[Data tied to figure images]

----

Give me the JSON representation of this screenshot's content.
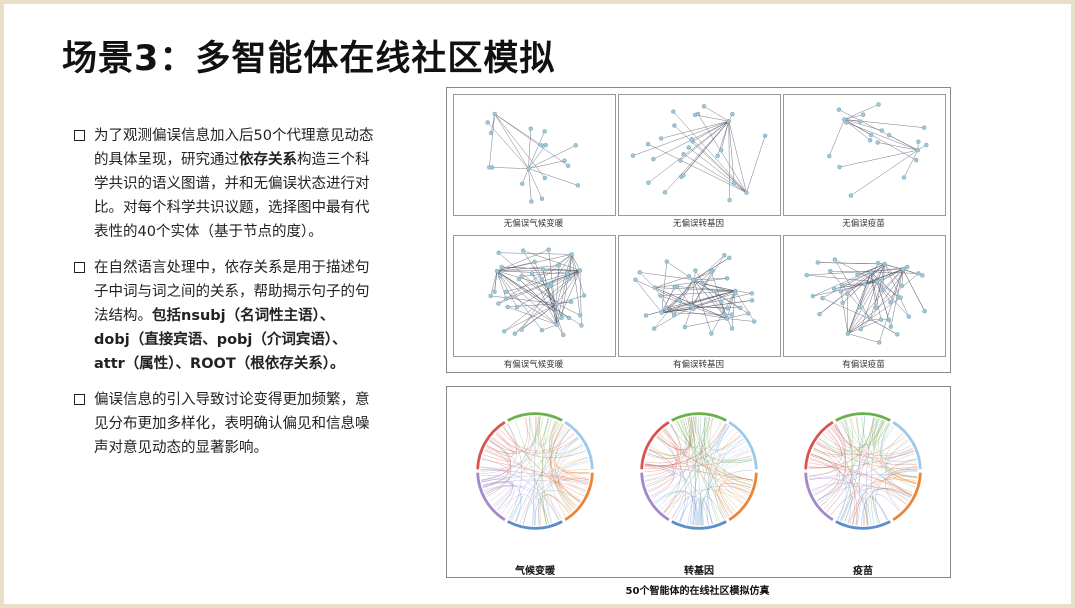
{
  "title": "场景3：多智能体在线社区模拟",
  "bullets": [
    {
      "parts": [
        {
          "t": "为了观测偏误信息加入后50个代理意见动态的具体呈现，研究通过",
          "b": false
        },
        {
          "t": "依存关系",
          "b": true
        },
        {
          "t": "构造三个科学共识的语义图谱，并和无偏误状态进行对比。对每个科学共识议题，选择图中最有代表性的40个实体（基于节点的度）。",
          "b": false
        }
      ]
    },
    {
      "parts": [
        {
          "t": "在自然语言处理中，依存关系是用于描述句子中词与词之间的关系，帮助揭示句子的句法结构。",
          "b": false
        },
        {
          "t": "包括nsubj（名词性主语）、 dobj（直接宾语、pobj（介词宾语）、attr（属性）、ROOT（根依存关系）。",
          "b": true
        }
      ]
    },
    {
      "parts": [
        {
          "t": "偏误信息的引入导致讨论变得更加频繁，意见分布更加多样化，表明确认偏见和信息噪声对意见动态的显著影响。",
          "b": false
        }
      ]
    }
  ],
  "graphs": {
    "captions": [
      "无偏误气候变暖",
      "无偏误转基因",
      "无偏误疫苗",
      "有偏误气候变暖",
      "有偏误转基因",
      "有偏误疫苗"
    ]
  },
  "chords": {
    "labels": [
      "气候变暖",
      "转基因",
      "疫苗"
    ],
    "colors": [
      "#e8863a",
      "#5b8fc9",
      "#a389c9",
      "#d9534f",
      "#6ab04c",
      "#9ec9e8"
    ]
  },
  "footer_caption": "50个智能体的在线社区模拟仿真"
}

----

▶ [What you are asked to do]: Repeat the listing above exactly, with no pictures.

▶ [Response to this exercise]:
Give me the JSON representation of this screenshot's content.
{
  "title": "场景3：多智能体在线社区模拟",
  "bullets": [
    {
      "parts": [
        {
          "t": "为了观测偏误信息加入后50个代理意见动态的具体呈现，研究通过",
          "b": false
        },
        {
          "t": "依存关系",
          "b": true
        },
        {
          "t": "构造三个科学共识的语义图谱，并和无偏误状态进行对比。对每个科学共识议题，选择图中最有代表性的40个实体（基于节点的度）。",
          "b": false
        }
      ]
    },
    {
      "parts": [
        {
          "t": "在自然语言处理中，依存关系是用于描述句子中词与词之间的关系，帮助揭示句子的句法结构。",
          "b": false
        },
        {
          "t": "包括nsubj（名词性主语）、 dobj（直接宾语、pobj（介词宾语）、attr（属性）、ROOT（根依存关系）。",
          "b": true
        }
      ]
    },
    {
      "parts": [
        {
          "t": "偏误信息的引入导致讨论变得更加频繁，意见分布更加多样化，表明确认偏见和信息噪声对意见动态的显著影响。",
          "b": false
        }
      ]
    }
  ],
  "graphs": {
    "captions": [
      "无偏误气候变暖",
      "无偏误转基因",
      "无偏误疫苗",
      "有偏误气候变暖",
      "有偏误转基因",
      "有偏误疫苗"
    ]
  },
  "chords": {
    "labels": [
      "气候变暖",
      "转基因",
      "疫苗"
    ],
    "colors": [
      "#e8863a",
      "#5b8fc9",
      "#a389c9",
      "#d9534f",
      "#6ab04c",
      "#9ec9e8"
    ]
  },
  "footer_caption": "50个智能体的在线社区模拟仿真"
}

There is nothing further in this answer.